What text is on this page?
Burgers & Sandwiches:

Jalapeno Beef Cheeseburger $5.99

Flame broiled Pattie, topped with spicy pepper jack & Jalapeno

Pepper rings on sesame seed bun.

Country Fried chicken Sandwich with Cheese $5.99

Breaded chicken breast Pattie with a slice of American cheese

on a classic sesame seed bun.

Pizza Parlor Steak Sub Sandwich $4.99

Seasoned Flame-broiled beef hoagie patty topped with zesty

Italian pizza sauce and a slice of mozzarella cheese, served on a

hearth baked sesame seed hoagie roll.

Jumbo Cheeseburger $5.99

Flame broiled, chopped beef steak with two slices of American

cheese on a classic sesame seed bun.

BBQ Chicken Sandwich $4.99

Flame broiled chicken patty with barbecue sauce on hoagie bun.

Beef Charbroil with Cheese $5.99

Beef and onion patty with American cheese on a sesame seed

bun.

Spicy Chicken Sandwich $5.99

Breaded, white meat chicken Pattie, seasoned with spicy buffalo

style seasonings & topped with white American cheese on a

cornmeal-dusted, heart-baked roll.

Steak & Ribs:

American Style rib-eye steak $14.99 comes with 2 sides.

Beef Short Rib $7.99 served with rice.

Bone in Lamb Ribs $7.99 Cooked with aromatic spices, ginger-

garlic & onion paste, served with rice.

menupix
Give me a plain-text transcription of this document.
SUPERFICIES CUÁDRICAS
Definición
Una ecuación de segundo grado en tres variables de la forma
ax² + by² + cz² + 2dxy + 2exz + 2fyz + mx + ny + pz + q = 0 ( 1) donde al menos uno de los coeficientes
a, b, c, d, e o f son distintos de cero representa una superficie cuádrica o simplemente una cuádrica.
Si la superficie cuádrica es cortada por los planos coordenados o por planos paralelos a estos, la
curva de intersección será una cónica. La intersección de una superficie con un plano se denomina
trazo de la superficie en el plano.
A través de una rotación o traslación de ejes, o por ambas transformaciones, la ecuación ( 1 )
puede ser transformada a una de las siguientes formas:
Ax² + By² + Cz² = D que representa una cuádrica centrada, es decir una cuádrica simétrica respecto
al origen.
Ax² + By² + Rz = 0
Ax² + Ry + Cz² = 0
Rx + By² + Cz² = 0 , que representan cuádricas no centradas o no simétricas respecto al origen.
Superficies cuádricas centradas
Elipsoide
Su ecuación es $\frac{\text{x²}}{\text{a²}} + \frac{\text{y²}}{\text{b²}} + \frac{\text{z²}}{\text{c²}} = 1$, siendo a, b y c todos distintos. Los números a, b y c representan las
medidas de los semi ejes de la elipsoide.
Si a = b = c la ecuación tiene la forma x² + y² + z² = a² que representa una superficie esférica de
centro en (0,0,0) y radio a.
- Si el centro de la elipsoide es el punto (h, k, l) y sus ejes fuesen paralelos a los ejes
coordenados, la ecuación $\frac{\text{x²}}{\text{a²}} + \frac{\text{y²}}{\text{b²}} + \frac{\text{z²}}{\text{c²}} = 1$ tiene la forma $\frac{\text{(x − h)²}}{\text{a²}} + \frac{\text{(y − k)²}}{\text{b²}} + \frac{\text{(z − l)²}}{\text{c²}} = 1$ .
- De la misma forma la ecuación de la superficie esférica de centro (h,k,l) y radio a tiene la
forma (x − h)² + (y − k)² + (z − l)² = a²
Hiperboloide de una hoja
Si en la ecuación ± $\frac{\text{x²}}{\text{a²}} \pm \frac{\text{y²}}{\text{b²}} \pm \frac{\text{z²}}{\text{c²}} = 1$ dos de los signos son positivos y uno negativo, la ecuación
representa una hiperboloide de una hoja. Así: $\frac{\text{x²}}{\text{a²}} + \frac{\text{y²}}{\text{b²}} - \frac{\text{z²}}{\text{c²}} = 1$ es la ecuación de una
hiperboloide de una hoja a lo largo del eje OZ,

___

TASK INSTRUCTIONS:
Reproduce the records word for word.

RESULT OF THIS TASK:
What text is on this page?
Burgers & Sandwiches:

Jalapeno Beef Cheeseburger $5.99

Flame broiled Pattie, topped with spicy pepper jack & Jalapeno

Pepper rings on sesame seed bun.

Country Fried chicken Sandwich with Cheese $5.99

Breaded chicken breast Pattie with a slice of American cheese

on a classic sesame seed bun.

Pizza Parlor Steak Sub Sandwich $4.99

Seasoned Flame-broiled beef hoagie patty topped with zesty

Italian pizza sauce and a slice of mozzarella cheese, served on a

hearth baked sesame seed hoagie roll.

Jumbo Cheeseburger $5.99

Flame broiled, chopped beef steak with two slices of American

cheese on a classic sesame seed bun.

BBQ Chicken Sandwich $4.99

Flame broiled chicken patty with barbecue sauce on hoagie bun.

Beef Charbroil with Cheese $5.99

Beef and onion patty with American cheese on a sesame seed

bun.

Spicy Chicken Sandwich $5.99

Breaded, white meat chicken Pattie, seasoned with spicy buffalo

style seasonings & topped with white American cheese on a

cornmeal-dusted, heart-baked roll.

Steak & Ribs:

American Style rib-eye steak $14.99 comes with 2 sides.

Beef Short Rib $7.99 served with rice.

Bone in Lamb Ribs $7.99 Cooked with aromatic spices, ginger-

garlic & onion paste, served with rice.

menupix
Give me a plain-text transcription of this document.
SUPERFICIES CUÁDRICAS
Definición
Una ecuación de segundo grado en tres variables de la forma
ax² + by² + cz² + 2dxy + 2exz + 2fyz + mx + ny + pz + q = 0 ( 1) donde al menos uno de los coeficientes
a, b, c, d, e o f son distintos de cero representa una superficie cuádrica o simplemente una cuádrica.
Si la superficie cuádrica es cortada por los planos coordenados o por planos paralelos a estos, la
curva de intersección será una cónica. La intersección de una superficie con un plano se denomina
trazo de la superficie en el plano.
A través de una rotación o traslación de ejes, o por ambas transformaciones, la ecuación ( 1 )
puede ser transformada a una de las siguientes formas:
Ax² + By² + Cz² = D que representa una cuádrica centrada, es decir una cuádrica simétrica respecto
al origen.
Ax² + By² + Rz = 0
Ax² + Ry + Cz² = 0
Rx + By² + Cz² = 0 , que representan cuádricas no centradas o no simétricas respecto al origen.
Superficies cuádricas centradas
Elipsoide
Su ecuación es $\frac{\text{x²}}{\text{a²}} + \frac{\text{y²}}{\text{b²}} + \frac{\text{z²}}{\text{c²}} = 1$, siendo a, b y c todos distintos. Los números a, b y c representan las
medidas de los semi ejes de la elipsoide.
Si a = b = c la ecuación tiene la forma x² + y² + z² = a² que representa una superficie esférica de
centro en (0,0,0) y radio a.
- Si el centro de la elipsoide es el punto (h, k, l) y sus ejes fuesen paralelos a los ejes
coordenados, la ecuación $\frac{\text{x²}}{\text{a²}} + \frac{\text{y²}}{\text{b²}} + \frac{\text{z²}}{\text{c²}} = 1$ tiene la forma $\frac{\text{(x − h)²}}{\text{a²}} + \frac{\text{(y − k)²}}{\text{b²}} + \frac{\text{(z − l)²}}{\text{c²}} = 1$ .
- De la misma forma la ecuación de la superficie esférica de centro (h,k,l) y radio a tiene la
forma (x − h)² + (y − k)² + (z − l)² = a²
Hiperboloide de una hoja
Si en la ecuación ± $\frac{\text{x²}}{\text{a²}} \pm \frac{\text{y²}}{\text{b²}} \pm \frac{\text{z²}}{\text{c²}} = 1$ dos de los signos son positivos y uno negativo, la ecuación
representa una hiperboloide de una hoja. Así: $\frac{\text{x²}}{\text{a²}} + \frac{\text{y²}}{\text{b²}} - \frac{\text{z²}}{\text{c²}} = 1$ es la ecuación de una
hiperboloide de una hoja a lo largo del eje OZ,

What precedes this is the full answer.